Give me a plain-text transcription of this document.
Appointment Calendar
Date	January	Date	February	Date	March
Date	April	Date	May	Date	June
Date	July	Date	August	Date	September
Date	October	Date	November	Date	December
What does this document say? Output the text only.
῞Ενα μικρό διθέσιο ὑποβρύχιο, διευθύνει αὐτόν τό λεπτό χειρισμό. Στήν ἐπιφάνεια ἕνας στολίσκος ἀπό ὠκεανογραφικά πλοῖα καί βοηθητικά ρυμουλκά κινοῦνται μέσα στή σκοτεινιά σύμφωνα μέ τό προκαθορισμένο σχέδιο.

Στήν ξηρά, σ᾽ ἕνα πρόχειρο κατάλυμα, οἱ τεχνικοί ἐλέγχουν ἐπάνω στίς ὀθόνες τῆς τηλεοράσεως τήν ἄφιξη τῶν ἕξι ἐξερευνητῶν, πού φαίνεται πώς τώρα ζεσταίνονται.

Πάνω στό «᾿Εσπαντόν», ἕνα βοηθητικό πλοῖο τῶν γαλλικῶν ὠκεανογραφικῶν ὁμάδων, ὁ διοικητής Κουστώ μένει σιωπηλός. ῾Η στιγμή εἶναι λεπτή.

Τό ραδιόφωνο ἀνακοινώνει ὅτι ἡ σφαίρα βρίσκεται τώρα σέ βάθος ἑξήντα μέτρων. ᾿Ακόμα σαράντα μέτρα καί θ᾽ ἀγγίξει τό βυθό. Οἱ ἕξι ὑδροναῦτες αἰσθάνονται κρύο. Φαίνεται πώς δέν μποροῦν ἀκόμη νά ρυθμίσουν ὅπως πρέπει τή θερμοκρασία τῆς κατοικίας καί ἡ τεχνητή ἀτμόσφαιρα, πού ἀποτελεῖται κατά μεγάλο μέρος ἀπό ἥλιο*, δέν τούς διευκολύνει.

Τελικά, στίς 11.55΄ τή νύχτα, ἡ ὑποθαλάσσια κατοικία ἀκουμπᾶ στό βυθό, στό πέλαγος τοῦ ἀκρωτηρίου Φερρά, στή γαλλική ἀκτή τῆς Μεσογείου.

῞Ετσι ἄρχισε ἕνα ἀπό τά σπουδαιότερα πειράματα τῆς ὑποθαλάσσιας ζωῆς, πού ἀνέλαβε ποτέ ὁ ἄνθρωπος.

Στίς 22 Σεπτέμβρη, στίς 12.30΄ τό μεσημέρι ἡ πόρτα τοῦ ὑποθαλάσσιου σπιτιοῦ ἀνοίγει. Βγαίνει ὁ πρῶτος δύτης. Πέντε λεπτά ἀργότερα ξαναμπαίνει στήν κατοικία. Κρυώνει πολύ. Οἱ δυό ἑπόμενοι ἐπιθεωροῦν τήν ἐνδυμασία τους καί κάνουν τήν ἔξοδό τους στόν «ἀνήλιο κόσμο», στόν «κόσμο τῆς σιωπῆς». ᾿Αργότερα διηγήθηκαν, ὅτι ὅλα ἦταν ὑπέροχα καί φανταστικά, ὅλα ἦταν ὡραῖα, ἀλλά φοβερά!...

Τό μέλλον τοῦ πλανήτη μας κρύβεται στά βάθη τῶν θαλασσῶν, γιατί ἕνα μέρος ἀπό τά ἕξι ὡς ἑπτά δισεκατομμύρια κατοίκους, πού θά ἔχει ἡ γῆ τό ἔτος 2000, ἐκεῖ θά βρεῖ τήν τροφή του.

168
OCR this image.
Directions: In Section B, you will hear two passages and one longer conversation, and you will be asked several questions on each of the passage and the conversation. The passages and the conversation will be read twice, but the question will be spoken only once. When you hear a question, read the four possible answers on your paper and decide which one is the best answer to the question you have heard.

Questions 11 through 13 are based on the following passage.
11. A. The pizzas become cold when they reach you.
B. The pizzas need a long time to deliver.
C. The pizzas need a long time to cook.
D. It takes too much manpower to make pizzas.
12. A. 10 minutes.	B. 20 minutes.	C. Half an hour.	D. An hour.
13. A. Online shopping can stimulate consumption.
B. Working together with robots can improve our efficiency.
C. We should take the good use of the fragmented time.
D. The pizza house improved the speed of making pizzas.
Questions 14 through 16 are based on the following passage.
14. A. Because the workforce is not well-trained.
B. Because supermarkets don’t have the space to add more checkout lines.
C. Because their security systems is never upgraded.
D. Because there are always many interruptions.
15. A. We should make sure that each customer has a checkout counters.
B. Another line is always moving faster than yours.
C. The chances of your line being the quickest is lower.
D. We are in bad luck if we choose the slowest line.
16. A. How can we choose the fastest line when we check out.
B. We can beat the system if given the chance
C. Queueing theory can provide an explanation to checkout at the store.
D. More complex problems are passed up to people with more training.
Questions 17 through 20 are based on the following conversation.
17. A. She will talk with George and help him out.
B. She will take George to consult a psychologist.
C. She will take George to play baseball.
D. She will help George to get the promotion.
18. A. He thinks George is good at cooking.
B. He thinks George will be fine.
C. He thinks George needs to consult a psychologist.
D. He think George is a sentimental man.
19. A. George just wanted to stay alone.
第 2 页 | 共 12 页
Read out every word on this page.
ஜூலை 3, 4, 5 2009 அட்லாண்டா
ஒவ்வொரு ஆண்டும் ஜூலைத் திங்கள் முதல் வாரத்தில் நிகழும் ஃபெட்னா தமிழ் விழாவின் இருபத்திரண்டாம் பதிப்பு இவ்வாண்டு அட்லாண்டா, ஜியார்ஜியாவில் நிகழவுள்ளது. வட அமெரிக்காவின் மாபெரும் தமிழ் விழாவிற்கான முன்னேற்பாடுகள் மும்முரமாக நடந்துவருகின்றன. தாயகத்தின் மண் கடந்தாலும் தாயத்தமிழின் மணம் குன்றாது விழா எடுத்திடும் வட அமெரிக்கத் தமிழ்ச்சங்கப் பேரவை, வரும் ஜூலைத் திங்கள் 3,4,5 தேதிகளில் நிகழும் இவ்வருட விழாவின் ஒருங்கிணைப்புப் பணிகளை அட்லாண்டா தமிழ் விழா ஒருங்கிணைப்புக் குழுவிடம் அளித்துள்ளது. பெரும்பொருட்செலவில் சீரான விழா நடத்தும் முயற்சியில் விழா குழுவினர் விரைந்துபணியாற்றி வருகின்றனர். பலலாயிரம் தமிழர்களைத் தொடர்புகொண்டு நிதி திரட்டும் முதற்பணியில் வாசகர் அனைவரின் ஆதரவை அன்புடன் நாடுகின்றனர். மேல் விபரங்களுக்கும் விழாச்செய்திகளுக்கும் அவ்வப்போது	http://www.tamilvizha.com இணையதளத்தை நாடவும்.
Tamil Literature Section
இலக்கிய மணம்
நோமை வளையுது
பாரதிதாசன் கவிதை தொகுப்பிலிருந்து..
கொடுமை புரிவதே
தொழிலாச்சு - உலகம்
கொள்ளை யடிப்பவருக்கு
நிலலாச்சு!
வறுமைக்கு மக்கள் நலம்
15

* _Work to do_
Transcribe each record exactly. Leave nothing out.

* _Output of the task_
Give me a plain-text transcription of this document.
Appointment Calendar
Date	January	Date	February	Date	March
Date	April	Date	May	Date	June
Date	July	Date	August	Date	September
Date	October	Date	November	Date	December
What does this document say? Output the text only.
῞Ενα μικρό διθέσιο ὑποβρύχιο, διευθύνει αὐτόν τό λεπτό χειρισμό. Στήν ἐπιφάνεια ἕνας στολίσκος ἀπό ὠκεανογραφικά πλοῖα καί βοηθητικά ρυμουλκά κινοῦνται μέσα στή σκοτεινιά σύμφωνα μέ τό προκαθορισμένο σχέδιο.

Στήν ξηρά, σ᾽ ἕνα πρόχειρο κατάλυμα, οἱ τεχνικοί ἐλέγχουν ἐπάνω στίς ὀθόνες τῆς τηλεοράσεως τήν ἄφιξη τῶν ἕξι ἐξερευνητῶν, πού φαίνεται πώς τώρα ζεσταίνονται.

Πάνω στό «᾿Εσπαντόν», ἕνα βοηθητικό πλοῖο τῶν γαλλικῶν ὠκεανογραφικῶν ὁμάδων, ὁ διοικητής Κουστώ μένει σιωπηλός. ῾Η στιγμή εἶναι λεπτή.

Τό ραδιόφωνο ἀνακοινώνει ὅτι ἡ σφαίρα βρίσκεται τώρα σέ βάθος ἑξήντα μέτρων. ᾿Ακόμα σαράντα μέτρα καί θ᾽ ἀγγίξει τό βυθό. Οἱ ἕξι ὑδροναῦτες αἰσθάνονται κρύο. Φαίνεται πώς δέν μποροῦν ἀκόμη νά ρυθμίσουν ὅπως πρέπει τή θερμοκρασία τῆς κατοικίας καί ἡ τεχνητή ἀτμόσφαιρα, πού ἀποτελεῖται κατά μεγάλο μέρος ἀπό ἥλιο*, δέν τούς διευκολύνει.

Τελικά, στίς 11.55΄ τή νύχτα, ἡ ὑποθαλάσσια κατοικία ἀκουμπᾶ στό βυθό, στό πέλαγος τοῦ ἀκρωτηρίου Φερρά, στή γαλλική ἀκτή τῆς Μεσογείου.

῞Ετσι ἄρχισε ἕνα ἀπό τά σπουδαιότερα πειράματα τῆς ὑποθαλάσσιας ζωῆς, πού ἀνέλαβε ποτέ ὁ ἄνθρωπος.

Στίς 22 Σεπτέμβρη, στίς 12.30΄ τό μεσημέρι ἡ πόρτα τοῦ ὑποθαλάσσιου σπιτιοῦ ἀνοίγει. Βγαίνει ὁ πρῶτος δύτης. Πέντε λεπτά ἀργότερα ξαναμπαίνει στήν κατοικία. Κρυώνει πολύ. Οἱ δυό ἑπόμενοι ἐπιθεωροῦν τήν ἐνδυμασία τους καί κάνουν τήν ἔξοδό τους στόν «ἀνήλιο κόσμο», στόν «κόσμο τῆς σιωπῆς». ᾿Αργότερα διηγήθηκαν, ὅτι ὅλα ἦταν ὑπέροχα καί φανταστικά, ὅλα ἦταν ὡραῖα, ἀλλά φοβερά!...

Τό μέλλον τοῦ πλανήτη μας κρύβεται στά βάθη τῶν θαλασσῶν, γιατί ἕνα μέρος ἀπό τά ἕξι ὡς ἑπτά δισεκατομμύρια κατοίκους, πού θά ἔχει ἡ γῆ τό ἔτος 2000, ἐκεῖ θά βρεῖ τήν τροφή του.

168
OCR this image.
Directions: In Section B, you will hear two passages and one longer conversation, and you will be asked several questions on each of the passage and the conversation. The passages and the conversation will be read twice, but the question will be spoken only once. When you hear a question, read the four possible answers on your paper and decide which one is the best answer to the question you have heard.

Questions 11 through 13 are based on the following passage.
11. A. The pizzas become cold when they reach you.
B. The pizzas need a long time to deliver.
C. The pizzas need a long time to cook.
D. It takes too much manpower to make pizzas.
12. A. 10 minutes.	B. 20 minutes.	C. Half an hour.	D. An hour.
13. A. Online shopping can stimulate consumption.
B. Working together with robots can improve our efficiency.
C. We should take the good use of the fragmented time.
D. The pizza house improved the speed of making pizzas.
Questions 14 through 16 are based on the following passage.
14. A. Because the workforce is not well-trained.
B. Because supermarkets don’t have the space to add more checkout lines.
C. Because their security systems is never upgraded.
D. Because there are always many interruptions.
15. A. We should make sure that each customer has a checkout counters.
B. Another line is always moving faster than yours.
C. The chances of your line being the quickest is lower.
D. We are in bad luck if we choose the slowest line.
16. A. How can we choose the fastest line when we check out.
B. We can beat the system if given the chance
C. Queueing theory can provide an explanation to checkout at the store.
D. More complex problems are passed up to people with more training.
Questions 17 through 20 are based on the following conversation.
17. A. She will talk with George and help him out.
B. She will take George to consult a psychologist.
C. She will take George to play baseball.
D. She will help George to get the promotion.
18. A. He thinks George is good at cooking.
B. He thinks George will be fine.
C. He thinks George needs to consult a psychologist.
D. He think George is a sentimental man.
19. A. George just wanted to stay alone.
第 2 页 | 共 12 页
Read out every word on this page.
ஜூலை 3, 4, 5 2009 அட்லாண்டா
ஒவ்வொரு ஆண்டும் ஜூலைத் திங்கள் முதல் வாரத்தில் நிகழும் ஃபெட்னா தமிழ் விழாவின் இருபத்திரண்டாம் பதிப்பு இவ்வாண்டு அட்லாண்டா, ஜியார்ஜியாவில் நிகழவுள்ளது. வட அமெரிக்காவின் மாபெரும் தமிழ் விழாவிற்கான முன்னேற்பாடுகள் மும்முரமாக நடந்துவருகின்றன. தாயகத்தின் மண் கடந்தாலும் தாயத்தமிழின் மணம் குன்றாது விழா எடுத்திடும் வட அமெரிக்கத் தமிழ்ச்சங்கப் பேரவை, வரும் ஜூலைத் திங்கள் 3,4,5 தேதிகளில் நிகழும் இவ்வருட விழாவின் ஒருங்கிணைப்புப் பணிகளை அட்லாண்டா தமிழ் விழா ஒருங்கிணைப்புக் குழுவிடம் அளித்துள்ளது. பெரும்பொருட்செலவில் சீரான விழா நடத்தும் முயற்சியில் விழா குழுவினர் விரைந்துபணியாற்றி வருகின்றனர். பலலாயிரம் தமிழர்களைத் தொடர்புகொண்டு நிதி திரட்டும் முதற்பணியில் வாசகர் அனைவரின் ஆதரவை அன்புடன் நாடுகின்றனர். மேல் விபரங்களுக்கும் விழாச்செய்திகளுக்கும் அவ்வப்போது	http://www.tamilvizha.com இணையதளத்தை நாடவும்.
Tamil Literature Section
இலக்கிய மணம்
நோமை வளையுது
பாரதிதாசன் கவிதை தொகுப்பிலிருந்து..
கொடுமை புரிவதே
தொழிலாச்சு - உலகம்
கொள்ளை யடிப்பவருக்கு
நிலலாச்சு!
வறுமைக்கு மக்கள் நலம்
15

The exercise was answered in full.